**WHAT THIS TASK INVOLVES**
Copy out each line featuring the string "Index" from the entries beneath.

**INPUT FOR THIS TASK**
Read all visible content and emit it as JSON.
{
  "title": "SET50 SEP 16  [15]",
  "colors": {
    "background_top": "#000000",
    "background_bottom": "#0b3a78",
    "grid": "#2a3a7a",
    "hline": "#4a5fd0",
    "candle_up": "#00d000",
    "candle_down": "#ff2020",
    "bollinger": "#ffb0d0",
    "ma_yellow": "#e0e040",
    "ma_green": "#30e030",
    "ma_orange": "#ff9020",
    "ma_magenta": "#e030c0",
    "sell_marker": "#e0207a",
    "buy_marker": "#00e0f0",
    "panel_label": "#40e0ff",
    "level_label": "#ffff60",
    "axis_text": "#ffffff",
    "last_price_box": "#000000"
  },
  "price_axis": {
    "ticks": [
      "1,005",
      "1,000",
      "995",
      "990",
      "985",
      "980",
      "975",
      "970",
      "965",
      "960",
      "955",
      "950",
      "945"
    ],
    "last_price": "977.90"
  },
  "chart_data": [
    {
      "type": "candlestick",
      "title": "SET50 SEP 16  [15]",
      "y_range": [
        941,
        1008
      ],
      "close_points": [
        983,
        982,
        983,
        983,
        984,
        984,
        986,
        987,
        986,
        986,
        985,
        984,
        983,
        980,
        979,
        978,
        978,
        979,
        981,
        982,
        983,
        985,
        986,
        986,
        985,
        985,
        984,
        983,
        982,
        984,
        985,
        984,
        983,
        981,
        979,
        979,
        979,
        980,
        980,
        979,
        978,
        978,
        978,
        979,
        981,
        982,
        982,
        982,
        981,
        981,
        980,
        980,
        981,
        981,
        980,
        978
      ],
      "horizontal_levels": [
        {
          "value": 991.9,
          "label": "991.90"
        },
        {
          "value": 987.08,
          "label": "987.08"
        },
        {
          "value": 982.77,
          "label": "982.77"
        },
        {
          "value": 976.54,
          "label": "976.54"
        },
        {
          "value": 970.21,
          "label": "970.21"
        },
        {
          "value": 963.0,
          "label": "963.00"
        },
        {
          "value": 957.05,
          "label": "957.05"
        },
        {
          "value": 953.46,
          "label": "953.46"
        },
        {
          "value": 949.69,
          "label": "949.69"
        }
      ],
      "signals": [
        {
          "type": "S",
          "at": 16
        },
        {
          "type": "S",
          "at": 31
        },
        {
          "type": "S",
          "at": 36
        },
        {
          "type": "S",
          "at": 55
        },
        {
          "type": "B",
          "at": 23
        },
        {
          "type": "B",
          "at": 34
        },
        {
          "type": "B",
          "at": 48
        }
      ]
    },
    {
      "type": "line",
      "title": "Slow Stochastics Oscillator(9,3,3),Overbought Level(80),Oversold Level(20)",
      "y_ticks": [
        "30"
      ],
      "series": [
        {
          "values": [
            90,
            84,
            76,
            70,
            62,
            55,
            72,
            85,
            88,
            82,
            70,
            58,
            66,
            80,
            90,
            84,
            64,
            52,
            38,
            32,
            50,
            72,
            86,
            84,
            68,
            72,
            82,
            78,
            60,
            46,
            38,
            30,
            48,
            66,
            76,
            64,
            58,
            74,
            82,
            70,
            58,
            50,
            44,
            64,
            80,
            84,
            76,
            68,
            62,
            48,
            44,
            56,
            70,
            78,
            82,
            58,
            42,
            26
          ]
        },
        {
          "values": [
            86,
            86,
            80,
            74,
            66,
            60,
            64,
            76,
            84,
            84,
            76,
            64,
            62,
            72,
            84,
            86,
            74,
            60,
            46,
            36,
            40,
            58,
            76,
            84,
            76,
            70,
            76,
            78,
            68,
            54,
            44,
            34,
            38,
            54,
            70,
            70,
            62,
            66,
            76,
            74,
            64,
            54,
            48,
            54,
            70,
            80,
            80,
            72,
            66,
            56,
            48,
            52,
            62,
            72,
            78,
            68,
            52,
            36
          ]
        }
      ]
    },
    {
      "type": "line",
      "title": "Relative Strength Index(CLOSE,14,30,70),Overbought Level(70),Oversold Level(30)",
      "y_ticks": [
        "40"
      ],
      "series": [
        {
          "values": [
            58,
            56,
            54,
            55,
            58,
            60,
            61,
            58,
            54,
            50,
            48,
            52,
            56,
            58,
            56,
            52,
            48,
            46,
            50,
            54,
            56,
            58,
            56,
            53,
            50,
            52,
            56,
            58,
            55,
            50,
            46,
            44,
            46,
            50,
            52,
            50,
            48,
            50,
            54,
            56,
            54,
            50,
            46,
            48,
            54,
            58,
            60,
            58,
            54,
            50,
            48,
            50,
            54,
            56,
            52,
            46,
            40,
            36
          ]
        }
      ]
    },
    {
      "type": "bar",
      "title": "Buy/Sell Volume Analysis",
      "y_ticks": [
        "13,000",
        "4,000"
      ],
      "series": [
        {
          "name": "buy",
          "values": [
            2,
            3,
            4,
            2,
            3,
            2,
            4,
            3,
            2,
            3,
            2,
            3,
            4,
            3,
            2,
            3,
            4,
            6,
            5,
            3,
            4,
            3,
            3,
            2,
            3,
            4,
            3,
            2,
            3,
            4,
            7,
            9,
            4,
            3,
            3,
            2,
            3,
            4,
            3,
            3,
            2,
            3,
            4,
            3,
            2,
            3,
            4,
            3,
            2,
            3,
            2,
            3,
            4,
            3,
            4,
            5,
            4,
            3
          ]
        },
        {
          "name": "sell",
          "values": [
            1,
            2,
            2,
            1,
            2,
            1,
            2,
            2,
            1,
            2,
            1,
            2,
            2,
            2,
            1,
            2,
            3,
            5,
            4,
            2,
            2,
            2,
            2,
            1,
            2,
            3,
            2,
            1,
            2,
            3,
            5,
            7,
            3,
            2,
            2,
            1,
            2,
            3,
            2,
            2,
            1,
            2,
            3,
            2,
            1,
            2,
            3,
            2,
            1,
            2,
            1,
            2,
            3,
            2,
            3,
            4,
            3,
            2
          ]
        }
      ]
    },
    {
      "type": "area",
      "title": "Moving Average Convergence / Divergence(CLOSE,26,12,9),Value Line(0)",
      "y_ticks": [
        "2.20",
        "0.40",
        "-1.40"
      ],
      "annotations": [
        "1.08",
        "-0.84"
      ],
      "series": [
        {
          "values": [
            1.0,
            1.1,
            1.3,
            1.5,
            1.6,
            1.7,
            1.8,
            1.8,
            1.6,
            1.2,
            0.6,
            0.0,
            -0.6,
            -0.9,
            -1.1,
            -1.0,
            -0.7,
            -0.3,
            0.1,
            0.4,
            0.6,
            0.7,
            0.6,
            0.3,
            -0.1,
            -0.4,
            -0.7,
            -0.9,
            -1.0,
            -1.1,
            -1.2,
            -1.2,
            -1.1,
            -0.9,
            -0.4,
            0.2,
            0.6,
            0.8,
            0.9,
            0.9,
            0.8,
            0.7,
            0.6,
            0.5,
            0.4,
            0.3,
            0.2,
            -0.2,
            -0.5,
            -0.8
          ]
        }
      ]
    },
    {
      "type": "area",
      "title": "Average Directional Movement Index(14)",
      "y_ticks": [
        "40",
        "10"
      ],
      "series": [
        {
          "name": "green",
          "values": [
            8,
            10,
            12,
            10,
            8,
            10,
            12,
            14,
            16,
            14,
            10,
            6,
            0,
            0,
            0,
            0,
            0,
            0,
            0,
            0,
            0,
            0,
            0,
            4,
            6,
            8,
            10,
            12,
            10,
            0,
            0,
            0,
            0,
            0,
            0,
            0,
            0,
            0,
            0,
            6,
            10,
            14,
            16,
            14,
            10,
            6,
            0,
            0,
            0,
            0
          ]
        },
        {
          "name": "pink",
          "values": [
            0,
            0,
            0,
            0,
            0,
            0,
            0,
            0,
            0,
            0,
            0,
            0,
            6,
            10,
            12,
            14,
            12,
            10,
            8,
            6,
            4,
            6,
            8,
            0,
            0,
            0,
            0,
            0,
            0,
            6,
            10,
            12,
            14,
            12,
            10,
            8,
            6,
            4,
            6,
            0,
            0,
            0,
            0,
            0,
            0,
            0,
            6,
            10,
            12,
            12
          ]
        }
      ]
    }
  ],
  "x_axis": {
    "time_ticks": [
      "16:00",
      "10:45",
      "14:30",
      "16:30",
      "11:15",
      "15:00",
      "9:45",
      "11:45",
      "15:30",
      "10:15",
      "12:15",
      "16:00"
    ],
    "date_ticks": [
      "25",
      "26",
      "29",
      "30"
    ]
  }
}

**ANSWER IN FULL**
      "title": "Relative Strength Index(CLOSE,14,30,70),Overbought Level(70),Oversold Level(30)",
      "title": "Average Directional Movement Index(14)",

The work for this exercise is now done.